**GIVEN EXERCISE**
Transcribe the material exactly. Images do not belong in the copy.

-------- RECORD EXTRACTS

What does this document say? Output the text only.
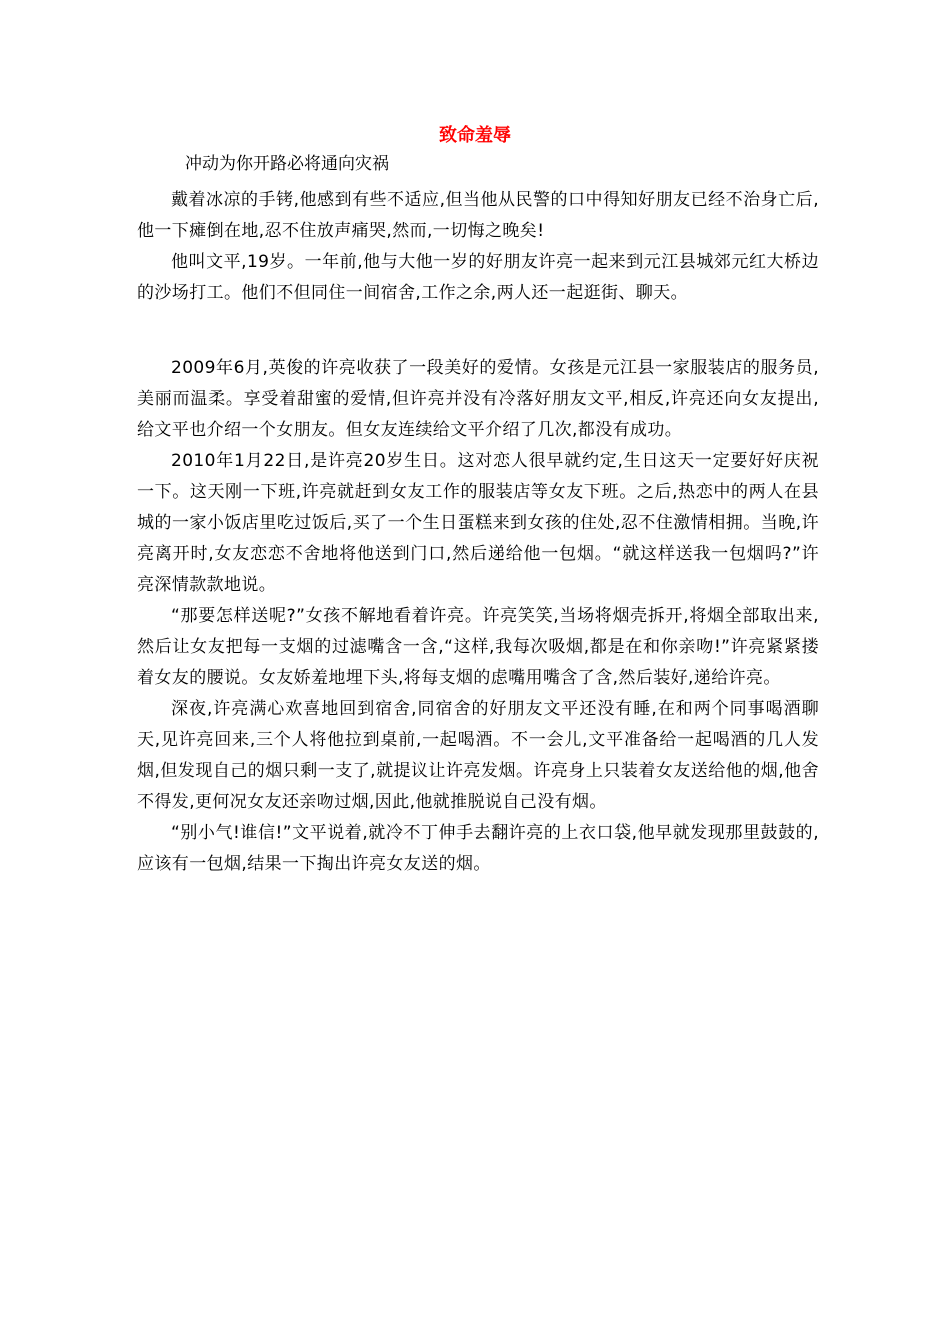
致命羞辱
冲动为你开路必将通向灾祸

戴着冰凉的手铐,他感到有些不适应,但当他从民警的口中得知好朋友已经不治身亡后,他一下瘫倒在地,忍不住放声痛哭,然而,一切悔之晚矣!

他叫文平,19岁。一年前,他与大他一岁的好朋友许亮一起来到元江县城郊元红大桥边的沙场打工。他们不但同住一间宿舍,工作之余,两人还一起逛街、聊天。

2009年6月,英俊的许亮收获了一段美好的爱情。女孩是元江县一家服装店的服务员,美丽而温柔。享受着甜蜜的爱情,但许亮并没有冷落好朋友文平,相反,许亮还向女友提出,给文平也介绍一个女朋友。但女友连续给文平介绍了几次,都没有成功。

2010年1月22日,是许亮20岁生日。这对恋人很早就约定,生日这天一定要好好庆祝一下。这天刚一下班,许亮就赶到女友工作的服装店等女友下班。之后,热恋中的两人在县城的一家小饭店里吃过饭后,买了一个生日蛋糕来到女孩的住处,忍不住激情相拥。当晚,许亮离开时,女友恋恋不舍地将他送到门口,然后递给他一包烟。“就这样送我一包烟吗?”许亮深情款款地说。

“那要怎样送呢?”女孩不解地看着许亮。许亮笑笑,当场将烟壳拆开,将烟全部取出来,然后让女友把每一支烟的过滤嘴含一含,“这样,我每次吸烟,都是在和你亲吻!”许亮紧紧搂着女友的腰说。女友娇羞地埋下头,将每支烟的虑嘴用嘴含了含,然后装好,递给许亮。

深夜,许亮满心欢喜地回到宿舍,同宿舍的好朋友文平还没有睡,在和两个同事喝酒聊天,见许亮回来,三个人将他拉到桌前,一起喝酒。不一会儿,文平准备给一起喝酒的几人发烟,但发现自己的烟只剩一支了,就提议让许亮发烟。许亮身上只装着女友送给他的烟,他舍不得发,更何况女友还亲吻过烟,因此,他就推脱说自己没有烟。

“别小气!谁信!”文平说着,就冷不丁伸手去翻许亮的上衣口袋,他早就发现那里鼓鼓的,应该有一包烟,结果一下掏出许亮女友送的烟。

----------------

**FULL OUTPUT**
What does this document say? Output the text only.
致命羞辱
冲动为你开路必将通向灾祸

戴着冰凉的手铐,他感到有些不适应,但当他从民警的口中得知好朋友已经不治身亡后,他一下瘫倒在地,忍不住放声痛哭,然而,一切悔之晚矣!

他叫文平,19岁。一年前,他与大他一岁的好朋友许亮一起来到元江县城郊元红大桥边的沙场打工。他们不但同住一间宿舍,工作之余,两人还一起逛街、聊天。

2009年6月,英俊的许亮收获了一段美好的爱情。女孩是元江县一家服装店的服务员,美丽而温柔。享受着甜蜜的爱情,但许亮并没有冷落好朋友文平,相反,许亮还向女友提出,给文平也介绍一个女朋友。但女友连续给文平介绍了几次,都没有成功。

2010年1月22日,是许亮20岁生日。这对恋人很早就约定,生日这天一定要好好庆祝一下。这天刚一下班,许亮就赶到女友工作的服装店等女友下班。之后,热恋中的两人在县城的一家小饭店里吃过饭后,买了一个生日蛋糕来到女孩的住处,忍不住激情相拥。当晚,许亮离开时,女友恋恋不舍地将他送到门口,然后递给他一包烟。“就这样送我一包烟吗?”许亮深情款款地说。

“那要怎样送呢?”女孩不解地看着许亮。许亮笑笑,当场将烟壳拆开,将烟全部取出来,然后让女友把每一支烟的过滤嘴含一含,“这样,我每次吸烟,都是在和你亲吻!”许亮紧紧搂着女友的腰说。女友娇羞地埋下头,将每支烟的虑嘴用嘴含了含,然后装好,递给许亮。

深夜,许亮满心欢喜地回到宿舍,同宿舍的好朋友文平还没有睡,在和两个同事喝酒聊天,见许亮回来,三个人将他拉到桌前,一起喝酒。不一会儿,文平准备给一起喝酒的几人发烟,但发现自己的烟只剩一支了,就提议让许亮发烟。许亮身上只装着女友送给他的烟,他舍不得发,更何况女友还亲吻过烟,因此,他就推脱说自己没有烟。

“别小气!谁信!”文平说着,就冷不丁伸手去翻许亮的上衣口袋,他早就发现那里鼓鼓的,应该有一包烟,结果一下掏出许亮女友送的烟。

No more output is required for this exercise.